* [REQUIREMENT] Look through the lines of the material and count those containing "JSON". Give that count alone.

##### RECORDED INFORMATION #####

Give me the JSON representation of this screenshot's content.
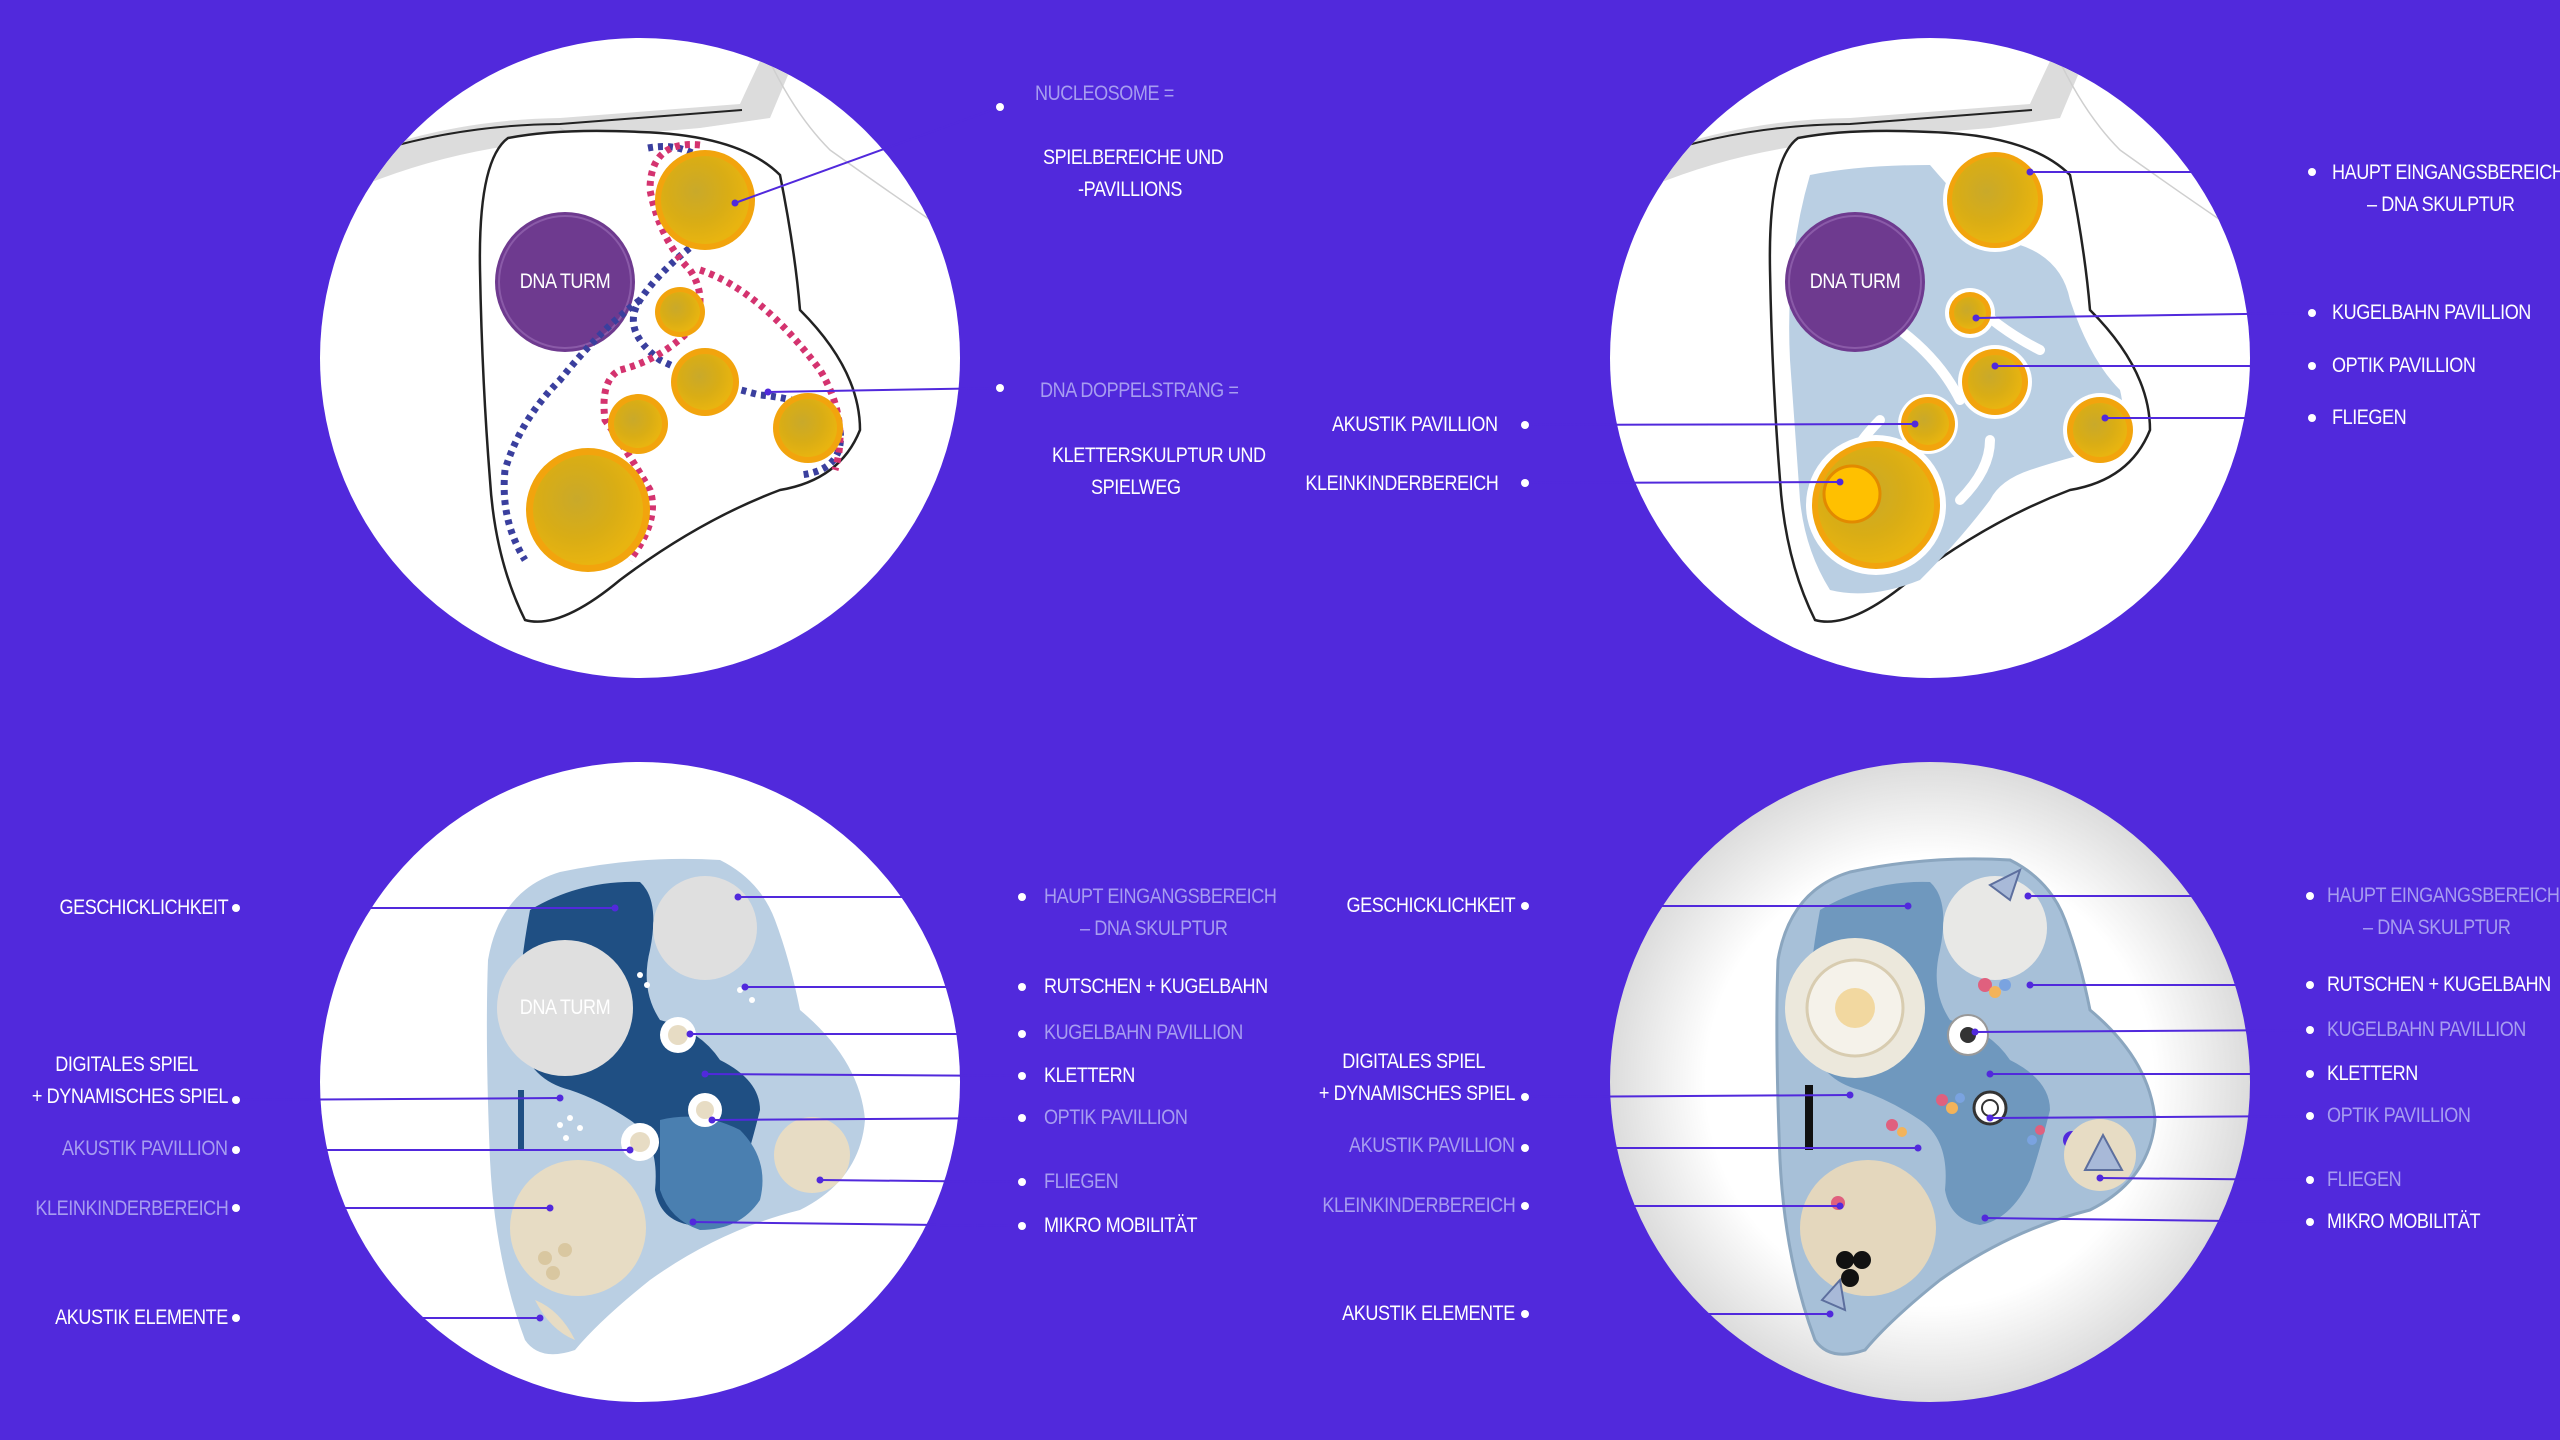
{
  "colors": {
    "background": "#5129dc",
    "circle": "#ffffff",
    "gold": "#e3b20f",
    "gold_ring": "#f2a40d",
    "dna_tower": "#6e3a8f",
    "pale_blue": "#bacfe3",
    "dark_blue": "#1f4f83",
    "sand": "#e7dcc4",
    "leader_line": "#5129dc",
    "label_white": "#ffffff",
    "label_faded": "#a79df0",
    "strand_magenta": "#d4336f",
    "strand_navy": "#3a3f9e"
  },
  "panel_1": {
    "tower_label": "DNA TURM",
    "labels": [
      {
        "text": "NUCLEOSOME =",
        "faded": true
      },
      {
        "text": "SPIELBEREICHE UND",
        "faded": false
      },
      {
        "text": "-PAVILLIONS",
        "faded": false
      },
      {
        "text": "DNA DOPPELSTRANG =",
        "faded": true
      },
      {
        "text": "KLETTERSKULPTUR UND",
        "faded": false
      },
      {
        "text": "SPIELWEG",
        "faded": false
      }
    ]
  },
  "panel_2": {
    "tower_label": "DNA TURM",
    "labels": [
      {
        "text": "HAUPT EINGANGSBEREICH",
        "faded": false
      },
      {
        "text": "– DNA SKULPTUR",
        "faded": false
      },
      {
        "text": "KUGELBAHN PAVILLION",
        "faded": false
      },
      {
        "text": "OPTIK PAVILLION",
        "faded": false
      },
      {
        "text": "FLIEGEN",
        "faded": false
      },
      {
        "text": "AKUSTIK PAVILLION",
        "faded": false
      },
      {
        "text": "KLEINKINDERBEREICH",
        "faded": false
      }
    ]
  },
  "panel_3": {
    "tower_label": "DNA TURM",
    "labels": [
      {
        "text": "GESCHICKLICHKEIT",
        "faded": false
      },
      {
        "text": "DIGITALES SPIEL",
        "faded": false
      },
      {
        "text": "+ DYNAMISCHES SPIEL",
        "faded": false
      },
      {
        "text": "AKUSTIK PAVILLION",
        "faded": true
      },
      {
        "text": "KLEINKINDERBEREICH",
        "faded": true
      },
      {
        "text": "AKUSTIK ELEMENTE",
        "faded": false
      },
      {
        "text": "HAUPT EINGANGSBEREICH",
        "faded": true
      },
      {
        "text": "– DNA SKULPTUR",
        "faded": true
      },
      {
        "text": "RUTSCHEN + KUGELBAHN",
        "faded": false
      },
      {
        "text": "KUGELBAHN PAVILLION",
        "faded": true
      },
      {
        "text": "KLETTERN",
        "faded": false
      },
      {
        "text": "OPTIK PAVILLION",
        "faded": true
      },
      {
        "text": "FLIEGEN",
        "faded": true
      },
      {
        "text": "MIKRO MOBILITÄT",
        "faded": false
      }
    ]
  },
  "panel_4": {
    "labels": [
      {
        "text": "GESCHICKLICHKEIT",
        "faded": false
      },
      {
        "text": "DIGITALES SPIEL",
        "faded": false
      },
      {
        "text": "+ DYNAMISCHES SPIEL",
        "faded": false
      },
      {
        "text": "AKUSTIK PAVILLION",
        "faded": true
      },
      {
        "text": "KLEINKINDERBEREICH",
        "faded": true
      },
      {
        "text": "AKUSTIK ELEMENTE",
        "faded": false
      },
      {
        "text": "HAUPT EINGANGSBEREICH",
        "faded": true
      },
      {
        "text": "– DNA SKULPTUR",
        "faded": true
      },
      {
        "text": "RUTSCHEN + KUGELBAHN",
        "faded": false
      },
      {
        "text": "KUGELBAHN PAVILLION",
        "faded": true
      },
      {
        "text": "KLETTERN",
        "faded": false
      },
      {
        "text": "OPTIK PAVILLION",
        "faded": true
      },
      {
        "text": "FLIEGEN",
        "faded": true
      },
      {
        "text": "MIKRO MOBILITÄT",
        "faded": false
      }
    ]
  }
}
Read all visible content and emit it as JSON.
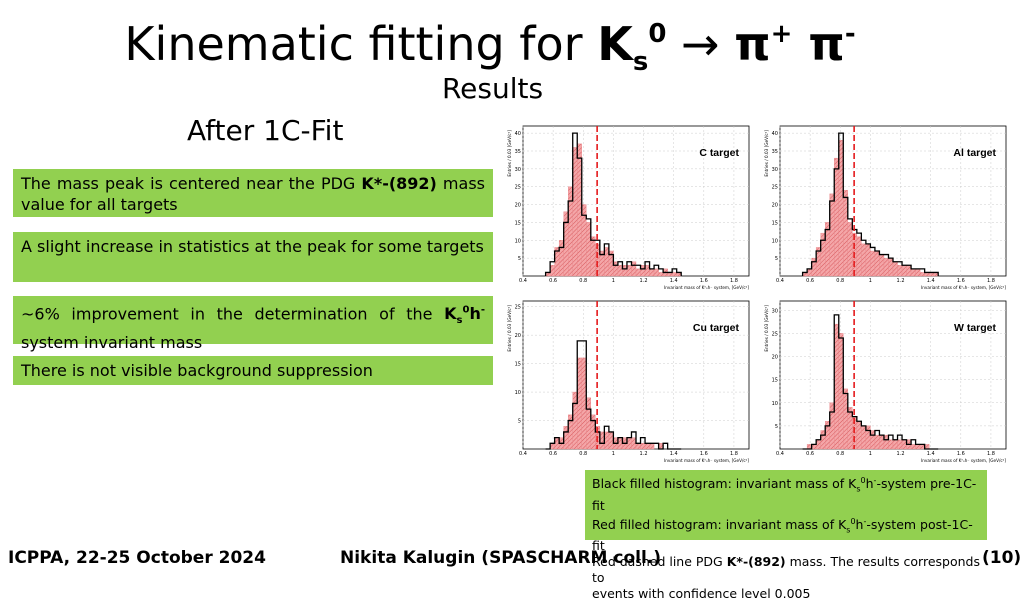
{
  "title": {
    "main": "Kinematic fitting for ",
    "k": "K",
    "k_sub": "s",
    "k_sup": "0",
    "arrow": " → ",
    "pi1": "π",
    "pi1_sup": "+",
    "pi2": " π",
    "pi2_sup": "-"
  },
  "subtitle": "Results",
  "after_fit": "After 1C-Fit",
  "bullets": {
    "b1_pre": "The mass peak is centered near the PDG ",
    "b1_bold": "K*-(892)",
    "b1_post": " mass value for all targets",
    "b2": "A slight increase in statistics at the peak for some targets",
    "b3_pre": "~6% improvement in the determination of the ",
    "b3_bold": "K",
    "b3_post": " system invariant mass",
    "b4": "There is not visible background suppression"
  },
  "legend": {
    "l1": "Black filled histogram: invariant mass of K",
    "l1b": "-system pre-1C-fit",
    "l2": "Red filled histogram: invariant mass of K",
    "l2b": "-system post-1C-fit",
    "l3a": "Red dashed line PDG ",
    "l3b": "K*-(892)",
    "l3c": " mass. The results corresponds to",
    "l4": "events with confidence level 0.005"
  },
  "footer": {
    "conference": "ICPPA, 22-25 October 2024",
    "author": "Nikita Kalugin (SPASCHARM coll.)",
    "page": "(10)"
  },
  "colors": {
    "green_box": "#92d050",
    "red": "#e41a1c",
    "red_fill": "#f4a6a8"
  },
  "chart_data": [
    {
      "type": "bar",
      "title": "C target",
      "xlabel": "Invariant mass of K⁰ₛh⁻ system, [GeV/c²]",
      "ylabel": "Entries / 0.03 [GeV/c²]",
      "xlim": [
        0.4,
        1.9
      ],
      "ylim": [
        0,
        42
      ],
      "yticks": [
        5,
        10,
        15,
        20,
        25,
        30,
        35,
        40
      ],
      "xticks": [
        0.4,
        0.6,
        0.8,
        1,
        1.2,
        1.4,
        1.6,
        1.8
      ],
      "pdg_line": 0.892,
      "bins_start": 0.55,
      "bin_width": 0.03,
      "series": [
        {
          "name": "pre-1C-fit",
          "values": [
            1,
            4,
            7,
            8,
            15,
            21,
            40,
            33,
            17,
            16,
            10,
            10,
            6,
            9,
            6,
            3,
            4,
            2,
            4,
            3,
            3,
            2,
            4,
            2,
            3,
            2,
            1,
            1,
            2,
            1
          ]
        },
        {
          "name": "post-1C-fit",
          "values": [
            1,
            3,
            8,
            10,
            18,
            25,
            36,
            37,
            20,
            15,
            11,
            9,
            7,
            8,
            7,
            4,
            3,
            3,
            3,
            4,
            2,
            3,
            3,
            2,
            2,
            1,
            2,
            1,
            1,
            1
          ]
        }
      ]
    },
    {
      "type": "bar",
      "title": "Al target",
      "xlabel": "Invariant mass of K⁰ₛh⁻ system, [GeV/c²]",
      "ylabel": "Entries / 0.03 [GeV/c²]",
      "xlim": [
        0.4,
        1.9
      ],
      "ylim": [
        0,
        42
      ],
      "yticks": [
        5,
        10,
        15,
        20,
        25,
        30,
        35,
        40
      ],
      "xticks": [
        0.4,
        0.6,
        0.8,
        1,
        1.2,
        1.4,
        1.6,
        1.8
      ],
      "pdg_line": 0.892,
      "bins_start": 0.55,
      "bin_width": 0.03,
      "series": [
        {
          "name": "pre-1C-fit",
          "values": [
            1,
            2,
            4,
            7,
            10,
            13,
            21,
            30,
            40,
            22,
            16,
            13,
            12,
            10,
            9,
            8,
            7,
            6,
            6,
            5,
            4,
            4,
            3,
            3,
            2,
            2,
            2,
            1,
            1,
            1
          ]
        },
        {
          "name": "post-1C-fit",
          "values": [
            1,
            2,
            5,
            8,
            12,
            15,
            23,
            33,
            38,
            24,
            15,
            12,
            11,
            9,
            9,
            7,
            7,
            6,
            5,
            5,
            4,
            3,
            3,
            3,
            2,
            2,
            1,
            1,
            1,
            1
          ]
        }
      ]
    },
    {
      "type": "bar",
      "title": "Cu target",
      "xlabel": "Invariant mass of K⁰ₛh⁻ system, [GeV/c²]",
      "ylabel": "Entries / 0.03 [GeV/c²]",
      "xlim": [
        0.4,
        1.9
      ],
      "ylim": [
        0,
        26
      ],
      "yticks": [
        5,
        10,
        15,
        20,
        25
      ],
      "xticks": [
        0.4,
        0.6,
        0.8,
        1,
        1.2,
        1.4,
        1.6,
        1.8
      ],
      "pdg_line": 0.892,
      "bins_start": 0.55,
      "bin_width": 0.03,
      "series": [
        {
          "name": "pre-1C-fit",
          "values": [
            0,
            1,
            2,
            1,
            3,
            5,
            8,
            19,
            19,
            7,
            5,
            3,
            1,
            4,
            3,
            1,
            2,
            1,
            2,
            3,
            1,
            2,
            1,
            1,
            1,
            0,
            1,
            0,
            0,
            0
          ]
        },
        {
          "name": "post-1C-fit",
          "values": [
            0,
            1,
            2,
            2,
            4,
            6,
            10,
            16,
            16,
            9,
            6,
            4,
            3,
            3,
            3,
            2,
            2,
            2,
            2,
            2,
            1,
            1,
            1,
            1,
            0,
            1,
            0,
            0,
            0,
            0
          ]
        }
      ]
    },
    {
      "type": "bar",
      "title": "W target",
      "xlabel": "Invariant mass of K⁰ₛh⁻ system, [GeV/c²]",
      "ylabel": "Entries / 0.03 [GeV/c²]",
      "xlim": [
        0.4,
        1.9
      ],
      "ylim": [
        0,
        32
      ],
      "yticks": [
        5,
        10,
        15,
        20,
        25,
        30
      ],
      "xticks": [
        0.4,
        0.6,
        0.8,
        1,
        1.2,
        1.4,
        1.6,
        1.8
      ],
      "pdg_line": 0.892,
      "bins_start": 0.55,
      "bin_width": 0.03,
      "series": [
        {
          "name": "pre-1C-fit",
          "values": [
            0,
            0,
            1,
            2,
            3,
            5,
            8,
            29,
            24,
            12,
            8,
            7,
            6,
            5,
            4,
            3,
            4,
            3,
            2,
            3,
            2,
            3,
            2,
            1,
            2,
            1,
            1,
            0,
            0,
            0
          ]
        },
        {
          "name": "post-1C-fit",
          "values": [
            0,
            1,
            1,
            2,
            4,
            6,
            10,
            27,
            25,
            13,
            9,
            7,
            6,
            5,
            5,
            4,
            3,
            3,
            3,
            2,
            2,
            2,
            2,
            2,
            1,
            1,
            1,
            1,
            0,
            0
          ]
        }
      ]
    }
  ]
}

#####

* [THE OUTPUT] 2